■ Task to carry out: Transcribe the records that follow. Keep every word exactly, and drop the pictures.

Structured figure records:
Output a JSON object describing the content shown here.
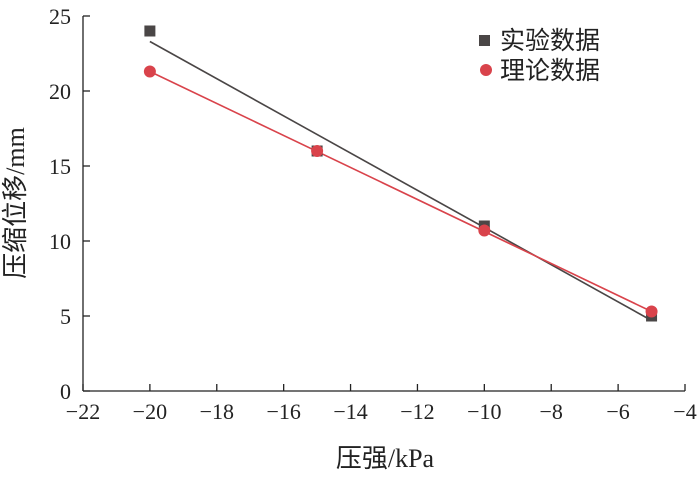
{
  "chart_data": {
    "type": "scatter",
    "xlabel": "压强/kPa",
    "ylabel": "压缩位移/mm",
    "xlim": [
      -22,
      -4
    ],
    "ylim": [
      0,
      25
    ],
    "xticks": [
      -22,
      -20,
      -18,
      -16,
      -14,
      -12,
      -10,
      -8,
      -6,
      -4
    ],
    "yticks": [
      0,
      5,
      10,
      15,
      20,
      25
    ],
    "x_tick_labels": [
      "−22",
      "−20",
      "−18",
      "−16",
      "−14",
      "−12",
      "−10",
      "−8",
      "−6",
      "−4"
    ],
    "y_tick_labels": [
      "0",
      "5",
      "10",
      "15",
      "20",
      "25"
    ],
    "legend_position": "top-right",
    "grid": false,
    "series": [
      {
        "name": "实验数据",
        "marker": "square",
        "color": "#4a4646",
        "x": [
          -20,
          -15,
          -10,
          -5
        ],
        "y": [
          24.0,
          16.0,
          11.0,
          5.0
        ],
        "trend_line": {
          "x": [
            -20,
            -5
          ],
          "y": [
            23.3,
            4.7
          ]
        }
      },
      {
        "name": "理论数据",
        "marker": "circle",
        "color": "#d9434b",
        "x": [
          -20,
          -15,
          -10,
          -5
        ],
        "y": [
          21.3,
          16.0,
          10.7,
          5.3
        ],
        "trend_line": {
          "x": [
            -20,
            -5
          ],
          "y": [
            21.3,
            5.3
          ]
        }
      }
    ]
  }
}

■ Written solution:
Output a JSON object describing the content shown here.
{
  "chart_data": {
    "type": "scatter",
    "xlabel": "压强/kPa",
    "ylabel": "压缩位移/mm",
    "xlim": [
      -22,
      -4
    ],
    "ylim": [
      0,
      25
    ],
    "xticks": [
      -22,
      -20,
      -18,
      -16,
      -14,
      -12,
      -10,
      -8,
      -6,
      -4
    ],
    "yticks": [
      0,
      5,
      10,
      15,
      20,
      25
    ],
    "x_tick_labels": [
      "−22",
      "−20",
      "−18",
      "−16",
      "−14",
      "−12",
      "−10",
      "−8",
      "−6",
      "−4"
    ],
    "y_tick_labels": [
      "0",
      "5",
      "10",
      "15",
      "20",
      "25"
    ],
    "legend_position": "top-right",
    "grid": false,
    "series": [
      {
        "name": "实验数据",
        "marker": "square",
        "color": "#4a4646",
        "x": [
          -20,
          -15,
          -10,
          -5
        ],
        "y": [
          24.0,
          16.0,
          11.0,
          5.0
        ],
        "trend_line": {
          "x": [
            -20,
            -5
          ],
          "y": [
            23.3,
            4.7
          ]
        }
      },
      {
        "name": "理论数据",
        "marker": "circle",
        "color": "#d9434b",
        "x": [
          -20,
          -15,
          -10,
          -5
        ],
        "y": [
          21.3,
          16.0,
          10.7,
          5.3
        ],
        "trend_line": {
          "x": [
            -20,
            -5
          ],
          "y": [
            21.3,
            5.3
          ]
        }
      }
    ]
  }
}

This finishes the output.